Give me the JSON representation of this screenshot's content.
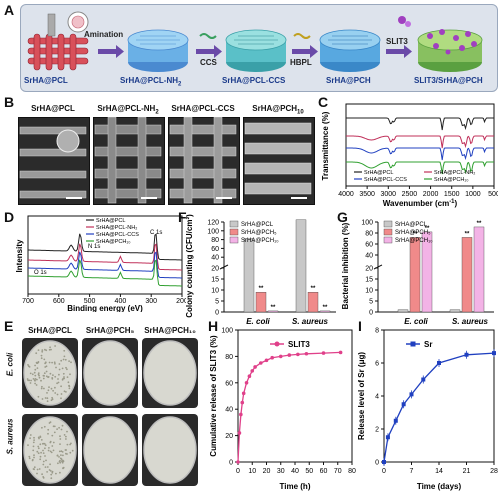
{
  "panel_letters": [
    "A",
    "B",
    "C",
    "D",
    "E",
    "F",
    "G",
    "H",
    "I"
  ],
  "panelA": {
    "steps": [
      "SrHA@PCL",
      "SrHA@PCL-NH",
      "SrHA@PCL-CCS",
      "SrHA@PCH",
      "SLIT3/SrHA@PCH"
    ],
    "step2_sub": "2",
    "arrows": [
      "Amination",
      "CCS",
      "HBPL",
      "SLIT3"
    ]
  },
  "panelB": {
    "titles": [
      "SrHA@PCL",
      "SrHA@PCL-NH",
      "SrHA@PCL-CCS",
      "SrHA@PCH"
    ],
    "title2_sub": "2",
    "title4_sub": "10"
  },
  "panelC": {
    "ylabel": "Transmittance (%)",
    "xlabel": "Wavenumber (cm",
    "xlabel_sup": "-1",
    "xlabel_end": ")",
    "xticks": [
      "4000",
      "3500",
      "3000",
      "2500",
      "2000",
      "1500",
      "1000",
      "500"
    ],
    "legend": [
      "SrHA@PCL",
      "SrHA@PCL-NH₂",
      "SrHA@PCL-CCS",
      "SrHA@PCH₁₀"
    ],
    "colors": [
      "#222222",
      "#c0305a",
      "#2040c0",
      "#30a030"
    ]
  },
  "panelD": {
    "ylabel": "Intensity",
    "xlabel": "Binding energy (eV)",
    "xticks": [
      "700",
      "600",
      "500",
      "400",
      "300",
      "200"
    ],
    "legend": [
      "SrHA@PCL",
      "SrHA@PCL-NH₂",
      "SrHA@PCL-CCS",
      "SrHA@PCH₁₀"
    ],
    "peaks": [
      "N 1s",
      "C 1s",
      "O 1s"
    ],
    "colors": [
      "#222222",
      "#c0305a",
      "#2040c0",
      "#30a030"
    ]
  },
  "panelE": {
    "cols": [
      "SrHA@PCL",
      "SrHA@PCH₅",
      "SrHA@PCH₁₀"
    ],
    "rows": [
      "E. coli",
      "S. aureus"
    ]
  },
  "panelF": {
    "ylabel": "Colony counting (CFU/cm²)",
    "yticks": [
      "0",
      "5",
      "10",
      "15",
      "20",
      "40",
      "60",
      "80",
      "100",
      "120"
    ],
    "groups": [
      "E. coli",
      "S. aureus"
    ],
    "legend": [
      "SrHA@PCL",
      "SrHA@PCH₅",
      "SrHA@PCH₁₀"
    ],
    "stars": "**",
    "colors": [
      "#c8c8c8",
      "#f08a8a",
      "#f3b3e6"
    ]
  },
  "panelG": {
    "ylabel": "Bacterial inhibition (%)",
    "yticks": [
      "0",
      "5",
      "10",
      "15",
      "20",
      "40",
      "60",
      "80",
      "100"
    ],
    "groups": [
      "E. coli",
      "S. aureus"
    ],
    "legend": [
      "SrHA@PCL",
      "SrHA@PCH₅",
      "SrHA@PCH₁₀"
    ],
    "stars": "**",
    "colors": [
      "#c8c8c8",
      "#f08a8a",
      "#f3b3e6"
    ]
  },
  "panelH": {
    "ylabel": "Cumulative release of SLIT3 (%)",
    "xlabel": "Time (h)",
    "xticks": [
      "0",
      "10",
      "20",
      "30",
      "40",
      "50",
      "60",
      "70",
      "80"
    ],
    "yticks": [
      "0",
      "20",
      "40",
      "60",
      "80",
      "100"
    ],
    "legend": "SLIT3",
    "color": "#e0408a"
  },
  "panelI": {
    "ylabel": "Release level of Sr (μg)",
    "xlabel": "Time (days)",
    "xticks": [
      "0",
      "7",
      "14",
      "21",
      "28"
    ],
    "yticks": [
      "0",
      "2",
      "4",
      "6",
      "8"
    ],
    "legend": "Sr",
    "color": "#2040c0"
  },
  "chart_data": [
    {
      "type": "bar",
      "panel": "F",
      "ylabel": "Colony counting (CFU/cm²)",
      "categories": [
        "E. coli",
        "S. aureus"
      ],
      "series": [
        {
          "name": "SrHA@PCL",
          "values": [
            82,
            125
          ]
        },
        {
          "name": "SrHA@PCH₅",
          "values": [
            9,
            9
          ]
        },
        {
          "name": "SrHA@PCH₁₀",
          "values": [
            0.5,
            0.5
          ]
        }
      ]
    },
    {
      "type": "bar",
      "panel": "G",
      "ylabel": "Bacterial inhibition (%)",
      "categories": [
        "E. coli",
        "S. aureus"
      ],
      "ylim": [
        0,
        100
      ],
      "series": [
        {
          "name": "SrHA@PCL",
          "values": [
            1,
            1
          ]
        },
        {
          "name": "SrHA@PCH₅",
          "values": [
            72,
            72
          ]
        },
        {
          "name": "SrHA@PCH₁₀",
          "values": [
            82,
            91
          ]
        }
      ]
    },
    {
      "type": "line",
      "panel": "H",
      "xlabel": "Time (h)",
      "ylabel": "Cumulative release of SLIT3 (%)",
      "xlim": [
        0,
        80
      ],
      "ylim": [
        0,
        100
      ],
      "series": [
        {
          "name": "SLIT3",
          "x": [
            0,
            1,
            2,
            3,
            4,
            6,
            8,
            10,
            12,
            16,
            20,
            24,
            30,
            36,
            42,
            48,
            60,
            72
          ],
          "y": [
            0,
            22,
            36,
            45,
            52,
            60,
            65,
            69,
            72,
            75,
            77,
            79,
            80,
            81,
            81.5,
            82,
            82.5,
            83
          ]
        }
      ]
    },
    {
      "type": "line",
      "panel": "I",
      "xlabel": "Time (days)",
      "ylabel": "Release level of Sr (μg)",
      "xlim": [
        0,
        28
      ],
      "ylim": [
        0,
        8
      ],
      "series": [
        {
          "name": "Sr",
          "x": [
            0,
            1,
            3,
            5,
            7,
            10,
            14,
            21,
            28
          ],
          "y": [
            0,
            1.5,
            2.5,
            3.5,
            4.1,
            5.0,
            6.0,
            6.5,
            6.6
          ]
        }
      ]
    }
  ]
}
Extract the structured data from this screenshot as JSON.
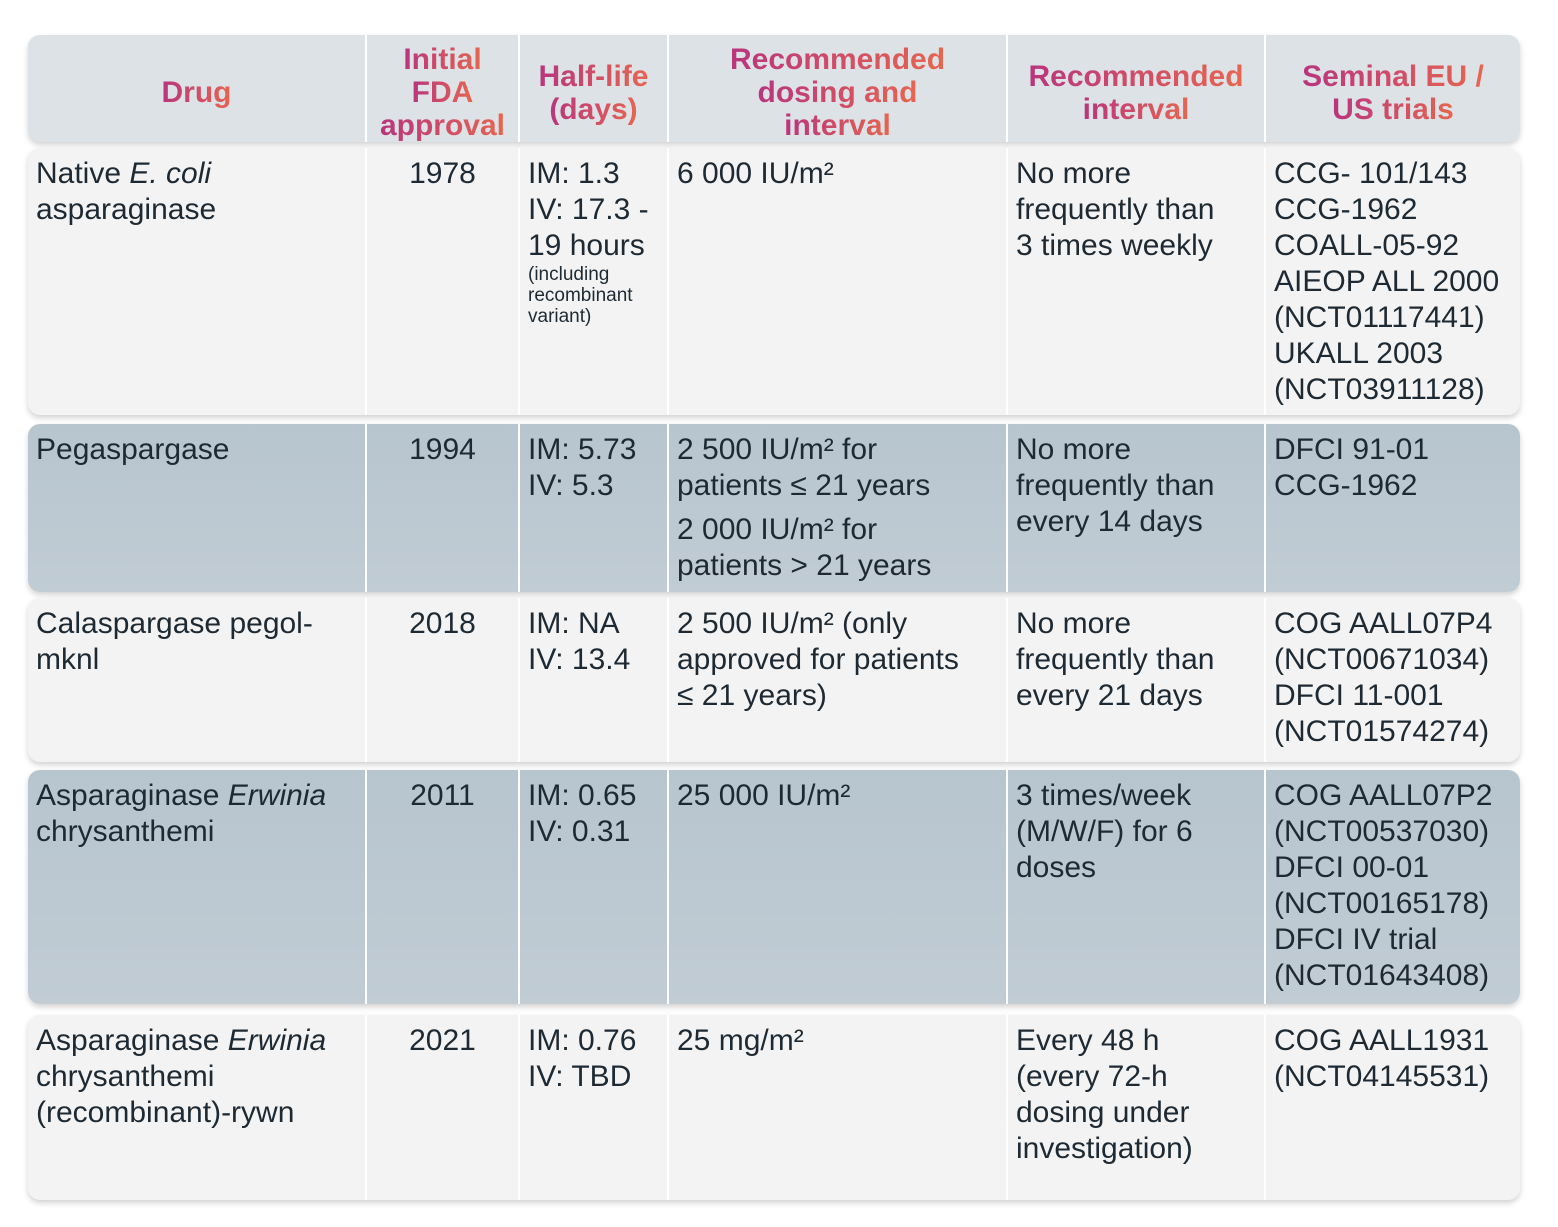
{
  "header": [
    [
      "Drug"
    ],
    [
      "Initial",
      "FDA",
      "approval"
    ],
    [
      "Half-life",
      "(days)"
    ],
    [
      "Recommended",
      "dosing and",
      "interval"
    ],
    [
      "Recommended",
      "interval"
    ],
    [
      "Seminal EU /",
      "US trials"
    ]
  ],
  "rows": [
    {
      "style": "light",
      "drug": [
        [
          {
            "t": "Native "
          },
          {
            "t": "E. coli",
            "i": true
          }
        ],
        [
          {
            "t": "asparaginase"
          }
        ]
      ],
      "approval": "1978",
      "half_life": [
        "IM: 1.3",
        "IV: 17.3 -",
        "19 hours"
      ],
      "half_life_note": [
        "(including",
        "recombinant",
        "variant)"
      ],
      "dosing": [
        [
          "6 000 IU/m²"
        ]
      ],
      "interval": [
        "No more",
        "frequently than",
        "3 times weekly"
      ],
      "trials": [
        "CCG- 101/143",
        "CCG-1962",
        "COALL-05-92",
        "AIEOP ALL 2000",
        "(NCT01117441)",
        "UKALL 2003",
        "(NCT03911128)"
      ]
    },
    {
      "style": "blue",
      "drug": [
        [
          {
            "t": "Pegaspargase"
          }
        ]
      ],
      "approval": "1994",
      "half_life": [
        "IM: 5.73",
        "IV: 5.3"
      ],
      "half_life_note": [],
      "dosing": [
        [
          "2 500 IU/m² for",
          "patients ≤ 21 years"
        ],
        [
          "2 000 IU/m² for",
          "patients > 21 years"
        ]
      ],
      "interval": [
        "No more",
        "frequently than",
        "every 14 days"
      ],
      "trials": [
        "DFCI 91-01",
        "CCG-1962"
      ]
    },
    {
      "style": "light",
      "drug": [
        [
          {
            "t": "Calaspargase pegol-"
          }
        ],
        [
          {
            "t": "mknl"
          }
        ]
      ],
      "approval": "2018",
      "half_life": [
        "IM: NA",
        "IV: 13.4"
      ],
      "half_life_note": [],
      "dosing": [
        [
          "2 500 IU/m² (only",
          "approved for patients",
          "≤ 21 years)"
        ]
      ],
      "interval": [
        "No more",
        "frequently than",
        "every 21 days"
      ],
      "trials": [
        "COG AALL07P4",
        "(NCT00671034)",
        "DFCI 11-001",
        "(NCT01574274)"
      ]
    },
    {
      "style": "blue",
      "drug": [
        [
          {
            "t": "Asparaginase "
          },
          {
            "t": "Erwinia",
            "i": true
          }
        ],
        [
          {
            "t": "chrysanthemi"
          }
        ]
      ],
      "approval": "2011",
      "half_life": [
        "IM: 0.65",
        "IV: 0.31"
      ],
      "half_life_note": [],
      "dosing": [
        [
          "25 000 IU/m²"
        ]
      ],
      "interval": [
        "3 times/week",
        "(M/W/F) for 6",
        "doses"
      ],
      "trials": [
        "COG AALL07P2",
        "(NCT00537030)",
        "DFCI 00-01",
        "(NCT00165178)",
        "DFCI IV trial",
        "(NCT01643408)"
      ]
    },
    {
      "style": "light",
      "drug": [
        [
          {
            "t": "Asparaginase "
          },
          {
            "t": "Erwinia",
            "i": true
          }
        ],
        [
          {
            "t": "chrysanthemi"
          }
        ],
        [
          {
            "t": "(recombinant)-rywn"
          }
        ]
      ],
      "approval": "2021",
      "half_life": [
        "IM: 0.76",
        "IV: TBD"
      ],
      "half_life_note": [],
      "dosing": [
        [
          "25 mg/m²"
        ]
      ],
      "interval": [
        "Every 48 h",
        "(every 72-h",
        "dosing under",
        "investigation)"
      ],
      "trials": [
        "COG AALL1931",
        "(NCT04145531)"
      ]
    }
  ]
}
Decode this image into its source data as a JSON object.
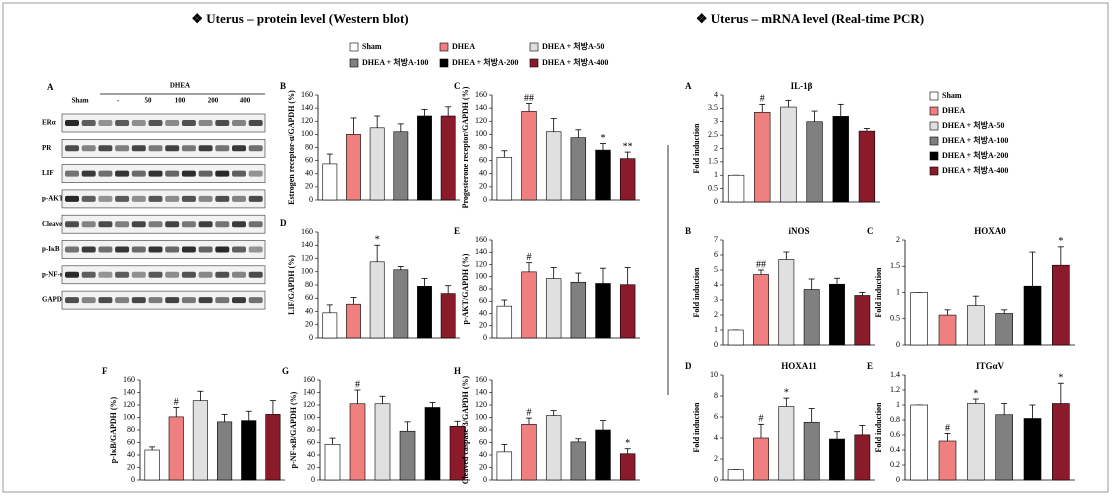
{
  "sections": [
    "❖  Uterus – protein level (Western blot)",
    "❖  Uterus – mRNA level (Real-time PCR)"
  ],
  "groups": [
    {
      "name": "Sham",
      "color": "#ffffff"
    },
    {
      "name": "DHEA",
      "color": "#f08080"
    },
    {
      "name": "DHEA + 처방A-50",
      "color": "#e0e0e0"
    },
    {
      "name": "DHEA + 처방A-100",
      "color": "#808080"
    },
    {
      "name": "DHEA + 처방A-200",
      "color": "#000000"
    },
    {
      "name": "DHEA + 처방A-400",
      "color": "#8b1a2b"
    }
  ],
  "blot": {
    "panel": "A",
    "treatment": "DHEA",
    "columns": [
      "Sham",
      "-",
      "50",
      "100",
      "200",
      "400"
    ],
    "rows": [
      "ERα",
      "PR",
      "LIF",
      "p-AKT",
      "Cleaved caspase-3",
      "p-IκB",
      "p-NF-κB",
      "GAPDH"
    ]
  },
  "chart_data": [
    {
      "type": "bar",
      "panel": "B",
      "ylabel": "Estrogen receptor-α/GAPDH (%)",
      "values": [
        55,
        100,
        110,
        104,
        128,
        128
      ],
      "errors": [
        15,
        25,
        18,
        12,
        10,
        14
      ],
      "sig": [
        null,
        null,
        null,
        null,
        null,
        null
      ],
      "ylim": [
        0,
        160
      ],
      "yticks": [
        0,
        20,
        40,
        60,
        80,
        100,
        120,
        140,
        160
      ]
    },
    {
      "type": "bar",
      "panel": "C",
      "ylabel": "Progesterone receptor/GAPDH (%)",
      "values": [
        65,
        135,
        104,
        95,
        76,
        63
      ],
      "errors": [
        10,
        12,
        20,
        12,
        10,
        10
      ],
      "sig": [
        null,
        "##",
        null,
        null,
        "*",
        "**"
      ],
      "ylim": [
        0,
        160
      ],
      "yticks": [
        0,
        20,
        40,
        60,
        80,
        100,
        120,
        140,
        160
      ]
    },
    {
      "type": "bar",
      "panel": "D",
      "ylabel": "LIF/GAPDH (%)",
      "values": [
        38,
        51,
        115,
        103,
        78,
        67
      ],
      "errors": [
        12,
        10,
        25,
        5,
        12,
        12
      ],
      "sig": [
        null,
        null,
        "*",
        null,
        null,
        null
      ],
      "ylim": [
        0,
        160
      ],
      "yticks": [
        0,
        20,
        40,
        60,
        80,
        100,
        120,
        140,
        160
      ]
    },
    {
      "type": "bar",
      "panel": "E",
      "ylabel": "p-AKT/GAPDH (%)",
      "values": [
        52,
        108,
        97,
        91,
        89,
        87
      ],
      "errors": [
        10,
        15,
        18,
        15,
        25,
        28
      ],
      "sig": [
        null,
        "#",
        null,
        null,
        null,
        null
      ],
      "ylim": [
        0,
        160
      ],
      "yticks": [
        0,
        20,
        40,
        60,
        80,
        100,
        120,
        140,
        160
      ]
    },
    {
      "type": "bar",
      "panel": "F",
      "ylabel": "p-IκB/GAPDH (%)",
      "values": [
        48,
        101,
        127,
        93,
        95,
        105
      ],
      "errors": [
        5,
        15,
        15,
        12,
        15,
        22
      ],
      "sig": [
        null,
        "#",
        null,
        null,
        null,
        null
      ],
      "ylim": [
        0,
        160
      ],
      "yticks": [
        0,
        20,
        40,
        60,
        80,
        100,
        120,
        140,
        160
      ]
    },
    {
      "type": "bar",
      "panel": "G",
      "ylabel": "p-NF-κB/GAPDH (%)",
      "values": [
        57,
        122,
        122,
        78,
        116,
        86
      ],
      "errors": [
        10,
        22,
        12,
        15,
        8,
        8
      ],
      "sig": [
        null,
        "#",
        null,
        null,
        null,
        null
      ],
      "ylim": [
        0,
        160
      ],
      "yticks": [
        0,
        20,
        40,
        60,
        80,
        100,
        120,
        140,
        160
      ]
    },
    {
      "type": "bar",
      "panel": "H",
      "ylabel": "Cleaved caspase-3/GAPDH (%)",
      "values": [
        45,
        89,
        103,
        61,
        80,
        42
      ],
      "errors": [
        12,
        10,
        8,
        5,
        15,
        8
      ],
      "sig": [
        null,
        "#",
        null,
        null,
        null,
        "*"
      ],
      "ylim": [
        0,
        160
      ],
      "yticks": [
        0,
        20,
        40,
        60,
        80,
        100,
        120,
        140,
        160
      ]
    },
    {
      "type": "bar",
      "panel": "A",
      "title": "IL-1β",
      "ylabel": "Fold induction",
      "values": [
        1,
        3.35,
        3.55,
        3.0,
        3.2,
        2.65
      ],
      "errors": [
        0,
        0.3,
        0.25,
        0.4,
        0.45,
        0.1
      ],
      "sig": [
        null,
        "#",
        null,
        null,
        null,
        null
      ],
      "ylim": [
        0,
        4
      ],
      "yticks": [
        0,
        0.5,
        1,
        1.5,
        2,
        2.5,
        3,
        3.5,
        4
      ]
    },
    {
      "type": "bar",
      "panel": "B",
      "title": "iNOS",
      "ylabel": "Fold induction",
      "values": [
        1,
        4.7,
        5.7,
        3.7,
        4.05,
        3.3
      ],
      "errors": [
        0,
        0.3,
        0.5,
        0.7,
        0.4,
        0.2
      ],
      "sig": [
        null,
        "##",
        null,
        null,
        null,
        null
      ],
      "ylim": [
        0,
        7
      ],
      "yticks": [
        0,
        1,
        2,
        3,
        4,
        5,
        6,
        7
      ]
    },
    {
      "type": "bar",
      "panel": "C",
      "title": "HOXA0",
      "ylabel": "Fold induction",
      "values": [
        1,
        0.57,
        0.75,
        0.6,
        1.12,
        1.52
      ],
      "errors": [
        0,
        0.1,
        0.18,
        0.07,
        0.65,
        0.35
      ],
      "sig": [
        null,
        null,
        null,
        null,
        null,
        "*"
      ],
      "ylim": [
        0,
        2
      ],
      "yticks": [
        0,
        0.5,
        1,
        1.5,
        2
      ]
    },
    {
      "type": "bar",
      "panel": "D",
      "title": "HOXA11",
      "ylabel": "Fold induction",
      "values": [
        1,
        4,
        7,
        5.5,
        3.9,
        4.3
      ],
      "errors": [
        0,
        1.3,
        0.8,
        1.3,
        0.7,
        0.9
      ],
      "sig": [
        null,
        "#",
        "*",
        null,
        null,
        null
      ],
      "ylim": [
        0,
        10
      ],
      "yticks": [
        0,
        2,
        4,
        6,
        8,
        10
      ]
    },
    {
      "type": "bar",
      "panel": "E",
      "title": "ITGαV",
      "ylabel": "Fold induction",
      "values": [
        1,
        0.52,
        1.02,
        0.87,
        0.82,
        1.02
      ],
      "errors": [
        0,
        0.1,
        0.06,
        0.15,
        0.18,
        0.27
      ],
      "sig": [
        null,
        "#",
        "*",
        null,
        null,
        "*"
      ],
      "ylim": [
        0,
        1.4
      ],
      "yticks": [
        0,
        0.2,
        0.4,
        0.6,
        0.8,
        1,
        1.2,
        1.4
      ]
    }
  ]
}
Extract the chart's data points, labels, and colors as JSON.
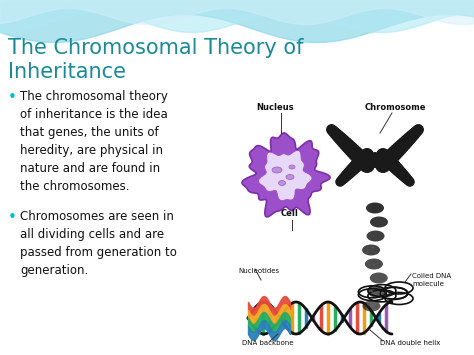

::::::

## EXERCISE PROMPT
Read through the material above, and whenever a line contains "DFCI", copy it.

## WRITTEN SOLUTION
        "DFCI 91-01",
        "DFCI 11-001",
        "DFCI 00-01",
        "DFCI IV trial",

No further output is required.